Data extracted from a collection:
........
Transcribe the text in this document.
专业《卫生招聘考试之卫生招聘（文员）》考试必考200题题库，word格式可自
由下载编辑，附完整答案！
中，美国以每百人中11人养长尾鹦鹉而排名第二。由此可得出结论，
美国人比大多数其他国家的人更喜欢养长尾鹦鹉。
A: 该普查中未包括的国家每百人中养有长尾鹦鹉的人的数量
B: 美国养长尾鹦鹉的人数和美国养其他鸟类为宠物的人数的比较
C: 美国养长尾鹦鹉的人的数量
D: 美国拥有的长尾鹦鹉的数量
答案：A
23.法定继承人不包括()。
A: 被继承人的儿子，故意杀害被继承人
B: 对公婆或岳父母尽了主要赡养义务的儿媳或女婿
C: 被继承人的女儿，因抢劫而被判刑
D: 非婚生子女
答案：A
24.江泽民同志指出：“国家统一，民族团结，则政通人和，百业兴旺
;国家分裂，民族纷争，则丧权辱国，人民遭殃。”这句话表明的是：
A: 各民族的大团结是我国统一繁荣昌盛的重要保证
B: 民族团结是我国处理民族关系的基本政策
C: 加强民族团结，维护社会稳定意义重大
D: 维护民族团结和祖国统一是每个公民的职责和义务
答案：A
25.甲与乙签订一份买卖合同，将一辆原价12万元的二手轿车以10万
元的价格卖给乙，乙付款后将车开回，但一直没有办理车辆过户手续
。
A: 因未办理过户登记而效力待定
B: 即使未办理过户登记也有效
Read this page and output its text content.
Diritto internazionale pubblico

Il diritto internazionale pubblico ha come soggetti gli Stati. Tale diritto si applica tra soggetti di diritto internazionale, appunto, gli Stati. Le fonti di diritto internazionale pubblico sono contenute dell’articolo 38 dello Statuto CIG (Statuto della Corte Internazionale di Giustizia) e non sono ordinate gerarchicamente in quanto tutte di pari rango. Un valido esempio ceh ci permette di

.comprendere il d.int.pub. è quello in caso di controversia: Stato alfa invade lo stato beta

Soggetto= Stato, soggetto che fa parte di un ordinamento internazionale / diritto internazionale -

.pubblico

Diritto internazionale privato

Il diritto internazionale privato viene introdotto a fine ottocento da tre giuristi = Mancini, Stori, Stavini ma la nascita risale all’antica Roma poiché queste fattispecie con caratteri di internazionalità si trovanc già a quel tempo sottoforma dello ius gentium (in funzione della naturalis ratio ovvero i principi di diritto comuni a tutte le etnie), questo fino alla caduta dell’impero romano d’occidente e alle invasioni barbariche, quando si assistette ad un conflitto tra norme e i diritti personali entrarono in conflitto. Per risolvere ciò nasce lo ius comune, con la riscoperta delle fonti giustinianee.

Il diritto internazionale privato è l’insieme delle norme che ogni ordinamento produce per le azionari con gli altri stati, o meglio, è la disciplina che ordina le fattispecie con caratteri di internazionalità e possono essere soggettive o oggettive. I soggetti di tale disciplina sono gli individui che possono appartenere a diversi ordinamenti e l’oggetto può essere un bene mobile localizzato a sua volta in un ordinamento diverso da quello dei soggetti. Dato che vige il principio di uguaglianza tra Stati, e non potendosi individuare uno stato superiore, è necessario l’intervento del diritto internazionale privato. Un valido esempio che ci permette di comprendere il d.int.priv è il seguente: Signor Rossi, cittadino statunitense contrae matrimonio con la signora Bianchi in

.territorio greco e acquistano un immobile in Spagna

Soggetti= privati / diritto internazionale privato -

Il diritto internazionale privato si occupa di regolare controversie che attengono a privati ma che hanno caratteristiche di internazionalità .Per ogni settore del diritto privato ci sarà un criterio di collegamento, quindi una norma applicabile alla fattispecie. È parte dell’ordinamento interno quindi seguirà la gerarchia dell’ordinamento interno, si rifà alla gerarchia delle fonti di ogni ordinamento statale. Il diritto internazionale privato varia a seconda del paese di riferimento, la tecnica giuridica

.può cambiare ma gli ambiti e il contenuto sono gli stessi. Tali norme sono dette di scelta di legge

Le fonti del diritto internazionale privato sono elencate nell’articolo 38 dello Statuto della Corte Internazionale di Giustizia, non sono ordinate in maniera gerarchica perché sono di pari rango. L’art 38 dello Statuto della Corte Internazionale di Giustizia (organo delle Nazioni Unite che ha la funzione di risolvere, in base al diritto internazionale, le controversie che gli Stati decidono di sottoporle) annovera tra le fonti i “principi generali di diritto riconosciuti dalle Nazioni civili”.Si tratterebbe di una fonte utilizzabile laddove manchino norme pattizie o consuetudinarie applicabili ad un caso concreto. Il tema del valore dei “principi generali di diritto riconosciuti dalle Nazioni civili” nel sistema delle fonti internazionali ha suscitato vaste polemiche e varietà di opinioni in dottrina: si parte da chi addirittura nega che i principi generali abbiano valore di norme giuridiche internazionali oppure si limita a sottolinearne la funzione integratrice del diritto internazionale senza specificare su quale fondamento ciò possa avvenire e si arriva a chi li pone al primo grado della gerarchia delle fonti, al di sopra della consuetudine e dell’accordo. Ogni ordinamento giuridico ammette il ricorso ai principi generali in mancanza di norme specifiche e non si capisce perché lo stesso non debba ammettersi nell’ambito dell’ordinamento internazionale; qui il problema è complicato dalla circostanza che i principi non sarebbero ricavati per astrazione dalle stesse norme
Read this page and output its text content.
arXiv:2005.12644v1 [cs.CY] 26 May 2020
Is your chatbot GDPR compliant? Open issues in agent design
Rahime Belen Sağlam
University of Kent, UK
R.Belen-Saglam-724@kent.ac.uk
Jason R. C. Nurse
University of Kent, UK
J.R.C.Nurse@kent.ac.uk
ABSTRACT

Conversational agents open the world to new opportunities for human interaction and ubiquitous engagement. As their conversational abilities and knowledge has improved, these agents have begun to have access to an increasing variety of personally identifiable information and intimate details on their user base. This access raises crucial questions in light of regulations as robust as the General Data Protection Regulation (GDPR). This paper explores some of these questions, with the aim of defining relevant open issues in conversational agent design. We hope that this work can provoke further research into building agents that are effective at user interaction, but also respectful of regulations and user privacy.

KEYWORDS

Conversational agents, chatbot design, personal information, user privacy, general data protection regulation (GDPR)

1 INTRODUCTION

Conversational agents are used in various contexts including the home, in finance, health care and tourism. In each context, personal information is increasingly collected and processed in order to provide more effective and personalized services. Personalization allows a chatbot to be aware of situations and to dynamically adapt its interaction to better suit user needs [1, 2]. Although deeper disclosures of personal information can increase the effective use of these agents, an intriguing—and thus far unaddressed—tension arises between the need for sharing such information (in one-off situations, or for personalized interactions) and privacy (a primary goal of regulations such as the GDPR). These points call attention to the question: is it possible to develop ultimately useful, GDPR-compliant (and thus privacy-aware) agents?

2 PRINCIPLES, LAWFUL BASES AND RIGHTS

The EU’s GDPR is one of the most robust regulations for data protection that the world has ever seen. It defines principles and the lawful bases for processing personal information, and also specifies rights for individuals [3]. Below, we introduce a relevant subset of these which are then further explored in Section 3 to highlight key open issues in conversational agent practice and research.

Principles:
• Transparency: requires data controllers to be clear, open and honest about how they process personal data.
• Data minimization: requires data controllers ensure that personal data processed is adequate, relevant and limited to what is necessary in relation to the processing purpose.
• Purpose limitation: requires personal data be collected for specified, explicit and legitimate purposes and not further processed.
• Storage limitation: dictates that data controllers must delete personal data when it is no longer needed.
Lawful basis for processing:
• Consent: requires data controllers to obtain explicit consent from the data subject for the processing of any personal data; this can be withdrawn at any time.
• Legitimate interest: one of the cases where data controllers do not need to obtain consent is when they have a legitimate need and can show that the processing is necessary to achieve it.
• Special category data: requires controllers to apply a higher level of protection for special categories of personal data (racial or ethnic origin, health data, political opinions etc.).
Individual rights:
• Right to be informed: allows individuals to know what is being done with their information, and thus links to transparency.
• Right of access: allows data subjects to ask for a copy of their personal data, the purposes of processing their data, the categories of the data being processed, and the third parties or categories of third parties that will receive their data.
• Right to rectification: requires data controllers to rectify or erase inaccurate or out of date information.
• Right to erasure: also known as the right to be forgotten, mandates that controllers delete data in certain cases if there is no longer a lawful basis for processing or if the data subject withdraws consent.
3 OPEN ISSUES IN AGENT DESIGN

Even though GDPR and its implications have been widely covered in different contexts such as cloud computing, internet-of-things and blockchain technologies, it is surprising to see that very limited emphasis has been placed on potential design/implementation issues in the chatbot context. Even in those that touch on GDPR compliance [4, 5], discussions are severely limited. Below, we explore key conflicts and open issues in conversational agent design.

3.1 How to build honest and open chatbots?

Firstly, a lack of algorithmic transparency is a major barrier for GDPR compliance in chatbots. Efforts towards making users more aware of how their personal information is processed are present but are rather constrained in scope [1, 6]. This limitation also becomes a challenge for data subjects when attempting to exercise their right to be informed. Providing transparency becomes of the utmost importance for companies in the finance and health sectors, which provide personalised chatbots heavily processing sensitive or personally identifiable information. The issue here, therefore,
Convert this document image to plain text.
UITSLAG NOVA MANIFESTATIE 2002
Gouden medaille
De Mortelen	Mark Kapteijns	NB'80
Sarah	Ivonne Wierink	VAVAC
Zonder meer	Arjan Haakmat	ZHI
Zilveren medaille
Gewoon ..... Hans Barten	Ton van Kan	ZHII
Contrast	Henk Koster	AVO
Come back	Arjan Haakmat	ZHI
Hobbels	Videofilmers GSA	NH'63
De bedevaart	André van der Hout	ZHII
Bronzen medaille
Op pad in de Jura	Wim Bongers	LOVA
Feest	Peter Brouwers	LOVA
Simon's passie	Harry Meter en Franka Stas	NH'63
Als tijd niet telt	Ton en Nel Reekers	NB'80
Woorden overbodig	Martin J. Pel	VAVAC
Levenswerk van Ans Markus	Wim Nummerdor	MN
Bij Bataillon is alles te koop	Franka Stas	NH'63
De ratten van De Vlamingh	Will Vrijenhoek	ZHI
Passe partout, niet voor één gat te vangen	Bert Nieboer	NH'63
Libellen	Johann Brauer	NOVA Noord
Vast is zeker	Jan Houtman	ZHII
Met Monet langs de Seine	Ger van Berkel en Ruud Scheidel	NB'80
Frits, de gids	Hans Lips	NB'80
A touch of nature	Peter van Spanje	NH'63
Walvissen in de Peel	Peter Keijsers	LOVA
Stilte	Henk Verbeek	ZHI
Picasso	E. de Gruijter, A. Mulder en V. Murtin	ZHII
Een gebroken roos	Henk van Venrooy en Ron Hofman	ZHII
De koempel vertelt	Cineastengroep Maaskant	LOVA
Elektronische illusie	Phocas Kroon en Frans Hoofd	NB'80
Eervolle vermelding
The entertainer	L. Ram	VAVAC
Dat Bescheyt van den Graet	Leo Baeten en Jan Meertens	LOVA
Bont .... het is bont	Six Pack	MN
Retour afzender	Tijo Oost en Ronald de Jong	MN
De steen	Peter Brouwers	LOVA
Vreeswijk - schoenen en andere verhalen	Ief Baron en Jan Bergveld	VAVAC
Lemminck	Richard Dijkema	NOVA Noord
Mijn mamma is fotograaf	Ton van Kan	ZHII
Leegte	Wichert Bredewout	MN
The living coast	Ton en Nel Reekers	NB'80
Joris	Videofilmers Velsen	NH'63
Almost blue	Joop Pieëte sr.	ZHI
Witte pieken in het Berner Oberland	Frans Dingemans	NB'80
........
• Challenge
Search the lines above for the string "Peter" and copy each line that has it.

• Worked solution
Feest	Peter Brouwers	LOVA
A touch of nature	Peter van Spanje	NH'63
Walvissen in de Peel	Peter Keijsers	LOVA
De steen	Peter Brouwers	LOVA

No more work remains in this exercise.